Information given:
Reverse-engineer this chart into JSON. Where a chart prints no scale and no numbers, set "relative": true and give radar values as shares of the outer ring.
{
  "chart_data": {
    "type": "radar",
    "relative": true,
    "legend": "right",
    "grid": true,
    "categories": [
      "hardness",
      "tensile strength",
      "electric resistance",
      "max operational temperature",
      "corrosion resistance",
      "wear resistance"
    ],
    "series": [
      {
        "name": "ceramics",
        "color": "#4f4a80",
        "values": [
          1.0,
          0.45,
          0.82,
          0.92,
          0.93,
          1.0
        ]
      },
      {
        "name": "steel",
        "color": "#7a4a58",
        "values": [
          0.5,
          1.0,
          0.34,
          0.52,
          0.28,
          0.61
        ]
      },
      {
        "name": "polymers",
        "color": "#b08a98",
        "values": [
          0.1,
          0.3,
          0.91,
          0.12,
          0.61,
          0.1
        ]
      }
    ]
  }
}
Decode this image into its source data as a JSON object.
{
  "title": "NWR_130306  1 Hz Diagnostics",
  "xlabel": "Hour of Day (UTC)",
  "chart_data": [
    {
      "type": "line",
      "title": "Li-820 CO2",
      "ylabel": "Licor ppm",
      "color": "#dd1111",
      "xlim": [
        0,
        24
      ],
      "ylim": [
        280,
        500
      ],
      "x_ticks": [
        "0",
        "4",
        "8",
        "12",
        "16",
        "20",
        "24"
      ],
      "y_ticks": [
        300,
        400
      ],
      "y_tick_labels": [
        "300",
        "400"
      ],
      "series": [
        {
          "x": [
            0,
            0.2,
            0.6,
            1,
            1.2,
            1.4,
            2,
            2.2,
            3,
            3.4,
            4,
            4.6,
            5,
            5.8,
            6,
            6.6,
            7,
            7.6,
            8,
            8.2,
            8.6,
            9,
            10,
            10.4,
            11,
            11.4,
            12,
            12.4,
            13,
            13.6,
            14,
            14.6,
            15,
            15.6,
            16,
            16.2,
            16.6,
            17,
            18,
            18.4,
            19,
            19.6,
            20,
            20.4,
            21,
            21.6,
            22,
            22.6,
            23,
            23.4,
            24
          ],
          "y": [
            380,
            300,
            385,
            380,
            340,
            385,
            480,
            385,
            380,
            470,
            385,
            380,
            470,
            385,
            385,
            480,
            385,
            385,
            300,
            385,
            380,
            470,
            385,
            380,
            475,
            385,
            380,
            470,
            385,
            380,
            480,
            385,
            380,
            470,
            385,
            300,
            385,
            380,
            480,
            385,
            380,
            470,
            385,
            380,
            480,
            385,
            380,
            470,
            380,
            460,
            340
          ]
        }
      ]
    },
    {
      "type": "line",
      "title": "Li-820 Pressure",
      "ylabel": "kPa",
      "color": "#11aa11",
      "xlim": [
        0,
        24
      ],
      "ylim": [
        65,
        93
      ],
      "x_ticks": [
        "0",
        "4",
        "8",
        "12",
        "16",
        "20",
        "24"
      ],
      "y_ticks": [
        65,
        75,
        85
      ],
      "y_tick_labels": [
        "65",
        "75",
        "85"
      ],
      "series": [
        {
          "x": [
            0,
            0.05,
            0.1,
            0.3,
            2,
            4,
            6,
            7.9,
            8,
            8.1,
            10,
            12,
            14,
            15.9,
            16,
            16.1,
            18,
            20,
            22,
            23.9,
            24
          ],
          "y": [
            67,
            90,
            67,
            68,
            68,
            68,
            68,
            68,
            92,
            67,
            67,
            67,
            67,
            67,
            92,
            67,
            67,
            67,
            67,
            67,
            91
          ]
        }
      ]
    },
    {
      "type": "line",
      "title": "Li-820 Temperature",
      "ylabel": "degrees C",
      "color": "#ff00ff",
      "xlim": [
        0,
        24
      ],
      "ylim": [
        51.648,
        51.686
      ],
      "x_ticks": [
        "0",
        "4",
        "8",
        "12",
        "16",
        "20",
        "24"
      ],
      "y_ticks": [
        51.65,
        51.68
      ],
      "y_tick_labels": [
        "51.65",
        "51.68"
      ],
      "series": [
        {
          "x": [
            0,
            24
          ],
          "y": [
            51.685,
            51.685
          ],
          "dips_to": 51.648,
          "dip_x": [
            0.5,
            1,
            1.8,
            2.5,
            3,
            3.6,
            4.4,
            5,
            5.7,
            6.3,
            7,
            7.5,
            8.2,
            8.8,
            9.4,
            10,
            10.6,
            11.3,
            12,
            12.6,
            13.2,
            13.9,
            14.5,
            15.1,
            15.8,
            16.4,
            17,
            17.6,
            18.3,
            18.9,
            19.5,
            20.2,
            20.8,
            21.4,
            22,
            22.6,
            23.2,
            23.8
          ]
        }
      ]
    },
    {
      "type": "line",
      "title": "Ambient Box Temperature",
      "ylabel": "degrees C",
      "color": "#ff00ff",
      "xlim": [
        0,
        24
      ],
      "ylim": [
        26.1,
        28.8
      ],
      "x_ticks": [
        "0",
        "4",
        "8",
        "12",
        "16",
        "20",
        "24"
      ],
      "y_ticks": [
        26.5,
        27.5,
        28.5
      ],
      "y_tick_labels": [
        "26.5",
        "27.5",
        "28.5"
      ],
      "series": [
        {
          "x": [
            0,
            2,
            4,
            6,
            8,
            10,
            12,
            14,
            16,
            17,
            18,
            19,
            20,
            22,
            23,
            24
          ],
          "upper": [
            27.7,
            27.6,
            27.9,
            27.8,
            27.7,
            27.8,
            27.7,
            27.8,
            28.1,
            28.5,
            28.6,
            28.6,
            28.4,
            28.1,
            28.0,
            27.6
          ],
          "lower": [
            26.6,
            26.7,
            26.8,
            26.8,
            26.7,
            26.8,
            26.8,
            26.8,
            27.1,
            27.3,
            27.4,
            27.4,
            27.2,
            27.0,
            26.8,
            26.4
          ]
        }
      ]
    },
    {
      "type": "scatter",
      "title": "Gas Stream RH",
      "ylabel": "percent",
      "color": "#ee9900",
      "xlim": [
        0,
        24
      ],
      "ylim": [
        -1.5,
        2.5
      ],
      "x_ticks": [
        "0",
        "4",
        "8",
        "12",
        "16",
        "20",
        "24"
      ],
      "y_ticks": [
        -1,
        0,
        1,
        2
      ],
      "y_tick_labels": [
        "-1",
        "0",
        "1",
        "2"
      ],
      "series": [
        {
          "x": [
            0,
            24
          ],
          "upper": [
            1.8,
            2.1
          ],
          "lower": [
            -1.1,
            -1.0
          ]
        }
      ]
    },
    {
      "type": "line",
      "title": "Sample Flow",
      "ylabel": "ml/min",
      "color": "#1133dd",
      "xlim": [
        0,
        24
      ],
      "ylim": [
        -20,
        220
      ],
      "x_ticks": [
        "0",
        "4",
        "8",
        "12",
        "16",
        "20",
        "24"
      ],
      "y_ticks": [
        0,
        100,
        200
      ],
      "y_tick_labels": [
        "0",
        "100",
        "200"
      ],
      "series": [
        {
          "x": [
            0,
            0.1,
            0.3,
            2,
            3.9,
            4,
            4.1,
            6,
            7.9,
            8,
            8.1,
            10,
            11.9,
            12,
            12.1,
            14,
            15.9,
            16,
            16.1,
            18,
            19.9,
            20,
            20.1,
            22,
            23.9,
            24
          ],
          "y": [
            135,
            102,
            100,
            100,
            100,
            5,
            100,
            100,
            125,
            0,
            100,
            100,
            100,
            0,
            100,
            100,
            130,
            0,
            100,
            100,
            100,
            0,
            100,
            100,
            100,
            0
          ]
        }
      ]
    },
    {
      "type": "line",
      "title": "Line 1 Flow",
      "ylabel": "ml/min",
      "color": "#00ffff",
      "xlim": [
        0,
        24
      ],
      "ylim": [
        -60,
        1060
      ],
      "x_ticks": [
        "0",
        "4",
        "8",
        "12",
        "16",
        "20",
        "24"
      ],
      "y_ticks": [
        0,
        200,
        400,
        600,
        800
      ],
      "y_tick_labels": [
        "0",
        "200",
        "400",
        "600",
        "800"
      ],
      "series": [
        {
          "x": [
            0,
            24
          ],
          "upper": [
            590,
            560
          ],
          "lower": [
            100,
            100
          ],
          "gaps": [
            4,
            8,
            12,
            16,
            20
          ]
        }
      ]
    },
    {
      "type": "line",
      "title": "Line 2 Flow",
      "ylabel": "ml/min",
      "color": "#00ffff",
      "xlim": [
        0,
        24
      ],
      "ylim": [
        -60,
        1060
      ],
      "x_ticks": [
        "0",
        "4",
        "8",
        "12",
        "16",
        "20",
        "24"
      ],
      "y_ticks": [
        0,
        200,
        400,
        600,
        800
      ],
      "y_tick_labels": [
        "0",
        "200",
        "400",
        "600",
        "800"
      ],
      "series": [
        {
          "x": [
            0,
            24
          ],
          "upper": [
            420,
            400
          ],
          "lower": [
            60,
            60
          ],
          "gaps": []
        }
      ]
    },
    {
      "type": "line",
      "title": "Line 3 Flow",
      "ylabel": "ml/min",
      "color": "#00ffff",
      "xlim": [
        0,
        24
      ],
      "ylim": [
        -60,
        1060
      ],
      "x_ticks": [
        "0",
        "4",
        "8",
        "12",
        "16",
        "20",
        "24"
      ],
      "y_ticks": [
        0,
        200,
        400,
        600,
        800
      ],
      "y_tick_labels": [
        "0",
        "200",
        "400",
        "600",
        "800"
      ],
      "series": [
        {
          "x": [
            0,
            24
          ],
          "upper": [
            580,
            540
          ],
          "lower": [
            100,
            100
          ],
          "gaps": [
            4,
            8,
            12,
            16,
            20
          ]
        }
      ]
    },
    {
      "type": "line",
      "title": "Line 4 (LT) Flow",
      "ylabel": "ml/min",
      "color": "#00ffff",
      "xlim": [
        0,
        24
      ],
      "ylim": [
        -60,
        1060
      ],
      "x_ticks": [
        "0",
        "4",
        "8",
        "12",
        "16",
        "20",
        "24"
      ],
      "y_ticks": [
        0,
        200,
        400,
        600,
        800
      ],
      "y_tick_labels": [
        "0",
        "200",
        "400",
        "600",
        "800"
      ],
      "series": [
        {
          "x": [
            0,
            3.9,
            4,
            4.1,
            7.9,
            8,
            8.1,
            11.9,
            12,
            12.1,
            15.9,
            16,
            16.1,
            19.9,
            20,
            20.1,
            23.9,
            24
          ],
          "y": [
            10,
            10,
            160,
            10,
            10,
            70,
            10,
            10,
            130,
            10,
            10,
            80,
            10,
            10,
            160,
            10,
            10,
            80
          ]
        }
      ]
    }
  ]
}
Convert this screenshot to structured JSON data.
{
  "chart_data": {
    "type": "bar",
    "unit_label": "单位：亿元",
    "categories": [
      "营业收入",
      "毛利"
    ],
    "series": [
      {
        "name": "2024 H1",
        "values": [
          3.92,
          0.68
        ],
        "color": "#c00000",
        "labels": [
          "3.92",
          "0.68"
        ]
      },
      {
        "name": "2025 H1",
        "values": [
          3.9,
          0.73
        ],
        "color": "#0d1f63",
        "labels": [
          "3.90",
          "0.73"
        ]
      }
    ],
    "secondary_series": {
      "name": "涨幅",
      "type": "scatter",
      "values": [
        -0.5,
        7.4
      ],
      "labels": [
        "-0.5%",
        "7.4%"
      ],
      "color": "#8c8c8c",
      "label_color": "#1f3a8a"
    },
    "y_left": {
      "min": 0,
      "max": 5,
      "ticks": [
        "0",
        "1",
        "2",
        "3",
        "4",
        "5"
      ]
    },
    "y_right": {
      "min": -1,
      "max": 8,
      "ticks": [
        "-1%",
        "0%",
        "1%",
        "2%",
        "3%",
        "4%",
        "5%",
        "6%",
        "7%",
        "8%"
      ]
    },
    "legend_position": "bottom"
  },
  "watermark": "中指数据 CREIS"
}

What the task asks: Scan the material above for the string "relative" and return the lines that hold it.

Problem solution:
Reverse-engineer this chart into JSON. Where a chart prints no scale and no numbers, set "relative": true and give radar values as shares of the outer ring.
    "relative": true,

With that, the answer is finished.